* START *

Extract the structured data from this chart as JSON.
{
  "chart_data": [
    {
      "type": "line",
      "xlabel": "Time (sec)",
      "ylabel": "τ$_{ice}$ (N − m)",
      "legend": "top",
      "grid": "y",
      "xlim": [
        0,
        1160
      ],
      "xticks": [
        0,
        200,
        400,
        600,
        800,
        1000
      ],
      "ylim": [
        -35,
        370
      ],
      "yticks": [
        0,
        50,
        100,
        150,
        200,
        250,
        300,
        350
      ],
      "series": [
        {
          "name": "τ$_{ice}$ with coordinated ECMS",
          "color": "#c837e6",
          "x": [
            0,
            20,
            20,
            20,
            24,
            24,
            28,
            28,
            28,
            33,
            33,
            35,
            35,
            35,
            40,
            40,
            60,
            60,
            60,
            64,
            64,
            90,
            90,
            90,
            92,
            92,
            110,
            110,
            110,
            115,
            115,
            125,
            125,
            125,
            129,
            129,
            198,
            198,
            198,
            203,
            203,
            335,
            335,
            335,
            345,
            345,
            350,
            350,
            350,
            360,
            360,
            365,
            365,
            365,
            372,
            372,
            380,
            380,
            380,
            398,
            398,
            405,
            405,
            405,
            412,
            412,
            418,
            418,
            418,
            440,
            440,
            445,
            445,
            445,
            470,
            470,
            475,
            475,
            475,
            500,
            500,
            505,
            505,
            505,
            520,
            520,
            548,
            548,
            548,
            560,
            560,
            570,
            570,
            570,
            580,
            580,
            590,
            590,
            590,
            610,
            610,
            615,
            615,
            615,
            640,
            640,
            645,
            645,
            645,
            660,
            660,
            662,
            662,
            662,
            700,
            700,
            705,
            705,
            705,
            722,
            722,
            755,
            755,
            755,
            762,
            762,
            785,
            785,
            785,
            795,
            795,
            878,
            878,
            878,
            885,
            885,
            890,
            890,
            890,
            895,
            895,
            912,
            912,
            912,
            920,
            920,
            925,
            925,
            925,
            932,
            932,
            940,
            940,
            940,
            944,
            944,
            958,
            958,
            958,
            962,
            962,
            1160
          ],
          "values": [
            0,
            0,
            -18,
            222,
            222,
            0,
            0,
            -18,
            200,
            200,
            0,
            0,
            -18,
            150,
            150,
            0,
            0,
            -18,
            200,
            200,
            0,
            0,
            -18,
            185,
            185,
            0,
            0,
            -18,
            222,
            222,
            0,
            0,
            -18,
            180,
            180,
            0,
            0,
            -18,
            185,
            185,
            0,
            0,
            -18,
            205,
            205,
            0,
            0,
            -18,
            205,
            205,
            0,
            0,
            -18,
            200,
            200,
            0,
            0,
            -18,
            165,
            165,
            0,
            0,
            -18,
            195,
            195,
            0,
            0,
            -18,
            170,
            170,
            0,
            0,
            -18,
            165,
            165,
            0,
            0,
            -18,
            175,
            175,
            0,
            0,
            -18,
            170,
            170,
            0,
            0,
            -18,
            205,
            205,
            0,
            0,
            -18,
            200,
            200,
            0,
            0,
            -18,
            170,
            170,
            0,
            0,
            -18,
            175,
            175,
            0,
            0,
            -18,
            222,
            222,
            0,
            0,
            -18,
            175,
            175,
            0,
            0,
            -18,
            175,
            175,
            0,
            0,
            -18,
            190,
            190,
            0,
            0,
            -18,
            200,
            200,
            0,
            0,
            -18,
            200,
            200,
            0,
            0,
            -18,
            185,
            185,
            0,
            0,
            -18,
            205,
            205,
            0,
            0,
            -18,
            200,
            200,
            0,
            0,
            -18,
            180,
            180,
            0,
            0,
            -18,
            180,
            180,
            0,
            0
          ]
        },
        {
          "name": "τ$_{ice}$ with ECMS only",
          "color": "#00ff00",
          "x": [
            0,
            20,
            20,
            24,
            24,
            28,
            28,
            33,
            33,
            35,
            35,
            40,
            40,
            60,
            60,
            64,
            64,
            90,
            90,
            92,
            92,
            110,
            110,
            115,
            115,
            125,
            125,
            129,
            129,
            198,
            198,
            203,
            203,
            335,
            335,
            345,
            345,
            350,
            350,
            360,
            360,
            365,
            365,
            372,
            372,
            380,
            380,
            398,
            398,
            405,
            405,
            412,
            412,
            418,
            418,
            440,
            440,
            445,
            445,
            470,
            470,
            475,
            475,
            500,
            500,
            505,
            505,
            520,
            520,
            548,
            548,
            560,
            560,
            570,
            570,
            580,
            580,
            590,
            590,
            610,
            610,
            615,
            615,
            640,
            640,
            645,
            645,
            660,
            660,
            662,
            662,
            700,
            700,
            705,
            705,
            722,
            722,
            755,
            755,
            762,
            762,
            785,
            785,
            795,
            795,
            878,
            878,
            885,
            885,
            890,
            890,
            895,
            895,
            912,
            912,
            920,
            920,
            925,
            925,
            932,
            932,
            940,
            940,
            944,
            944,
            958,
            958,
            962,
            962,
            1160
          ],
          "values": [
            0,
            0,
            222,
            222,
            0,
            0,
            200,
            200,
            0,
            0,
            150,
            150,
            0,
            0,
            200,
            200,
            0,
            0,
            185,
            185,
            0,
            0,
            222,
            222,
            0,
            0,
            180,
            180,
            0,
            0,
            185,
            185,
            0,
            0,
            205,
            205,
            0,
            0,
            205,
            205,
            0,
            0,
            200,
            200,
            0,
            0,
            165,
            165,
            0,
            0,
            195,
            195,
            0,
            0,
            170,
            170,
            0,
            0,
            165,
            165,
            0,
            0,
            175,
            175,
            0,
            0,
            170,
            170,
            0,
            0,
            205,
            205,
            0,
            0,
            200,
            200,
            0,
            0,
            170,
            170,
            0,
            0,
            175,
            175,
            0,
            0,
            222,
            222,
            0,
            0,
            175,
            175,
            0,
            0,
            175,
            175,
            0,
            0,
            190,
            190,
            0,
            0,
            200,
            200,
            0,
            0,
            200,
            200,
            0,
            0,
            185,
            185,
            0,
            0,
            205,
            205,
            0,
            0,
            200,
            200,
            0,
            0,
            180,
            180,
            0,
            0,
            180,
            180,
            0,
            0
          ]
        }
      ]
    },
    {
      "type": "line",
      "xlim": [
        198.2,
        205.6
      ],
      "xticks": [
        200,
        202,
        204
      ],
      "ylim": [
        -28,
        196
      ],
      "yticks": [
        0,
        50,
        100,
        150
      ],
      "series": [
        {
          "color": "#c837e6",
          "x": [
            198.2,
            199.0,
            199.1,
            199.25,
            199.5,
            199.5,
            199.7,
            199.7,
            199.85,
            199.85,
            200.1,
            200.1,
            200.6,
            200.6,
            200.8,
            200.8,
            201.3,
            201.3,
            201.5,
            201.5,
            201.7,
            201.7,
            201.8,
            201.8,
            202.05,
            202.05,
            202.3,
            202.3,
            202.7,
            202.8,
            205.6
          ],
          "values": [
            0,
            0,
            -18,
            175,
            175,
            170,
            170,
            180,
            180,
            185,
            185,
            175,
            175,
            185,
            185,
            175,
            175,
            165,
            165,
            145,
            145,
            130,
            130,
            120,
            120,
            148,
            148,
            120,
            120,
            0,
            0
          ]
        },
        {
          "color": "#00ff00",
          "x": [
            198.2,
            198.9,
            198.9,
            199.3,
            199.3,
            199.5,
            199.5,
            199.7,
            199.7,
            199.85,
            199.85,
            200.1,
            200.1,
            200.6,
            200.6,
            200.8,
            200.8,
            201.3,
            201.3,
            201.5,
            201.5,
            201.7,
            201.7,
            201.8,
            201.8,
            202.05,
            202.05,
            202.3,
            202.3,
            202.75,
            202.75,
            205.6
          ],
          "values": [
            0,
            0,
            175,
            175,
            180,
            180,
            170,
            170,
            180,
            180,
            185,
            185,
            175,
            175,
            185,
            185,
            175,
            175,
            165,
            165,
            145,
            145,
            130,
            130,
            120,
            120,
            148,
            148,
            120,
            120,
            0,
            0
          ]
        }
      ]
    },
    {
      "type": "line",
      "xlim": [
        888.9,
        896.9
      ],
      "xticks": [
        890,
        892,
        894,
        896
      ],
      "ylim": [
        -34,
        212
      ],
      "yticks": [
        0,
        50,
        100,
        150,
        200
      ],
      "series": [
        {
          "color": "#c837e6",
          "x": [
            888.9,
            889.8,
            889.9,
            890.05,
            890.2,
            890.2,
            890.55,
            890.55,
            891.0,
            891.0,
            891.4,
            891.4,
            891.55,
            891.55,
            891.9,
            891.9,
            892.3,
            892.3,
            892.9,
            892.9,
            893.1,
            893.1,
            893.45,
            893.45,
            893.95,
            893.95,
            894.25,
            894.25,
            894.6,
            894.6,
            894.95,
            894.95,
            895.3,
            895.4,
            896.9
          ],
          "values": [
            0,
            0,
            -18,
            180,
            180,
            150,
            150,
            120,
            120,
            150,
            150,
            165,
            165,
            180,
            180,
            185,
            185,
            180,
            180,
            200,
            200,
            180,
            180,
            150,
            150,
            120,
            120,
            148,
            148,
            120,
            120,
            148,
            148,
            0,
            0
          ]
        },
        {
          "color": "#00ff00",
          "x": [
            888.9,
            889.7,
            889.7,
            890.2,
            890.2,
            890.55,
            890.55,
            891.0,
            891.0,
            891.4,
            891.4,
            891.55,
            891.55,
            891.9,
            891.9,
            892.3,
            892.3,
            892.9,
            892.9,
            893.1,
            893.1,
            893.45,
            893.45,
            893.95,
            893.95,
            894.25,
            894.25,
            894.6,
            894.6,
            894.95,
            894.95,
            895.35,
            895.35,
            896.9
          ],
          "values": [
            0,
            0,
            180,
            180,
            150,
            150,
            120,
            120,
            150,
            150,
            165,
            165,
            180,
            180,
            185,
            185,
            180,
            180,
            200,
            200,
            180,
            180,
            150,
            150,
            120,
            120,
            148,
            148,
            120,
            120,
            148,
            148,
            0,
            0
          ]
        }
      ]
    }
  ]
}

* END *

WHAT IS BEING ASKED
From the listing above, find the number of lines with the word "ECMS" in them. Answer with the number only.

ANSWER TO THE PROBLEM
2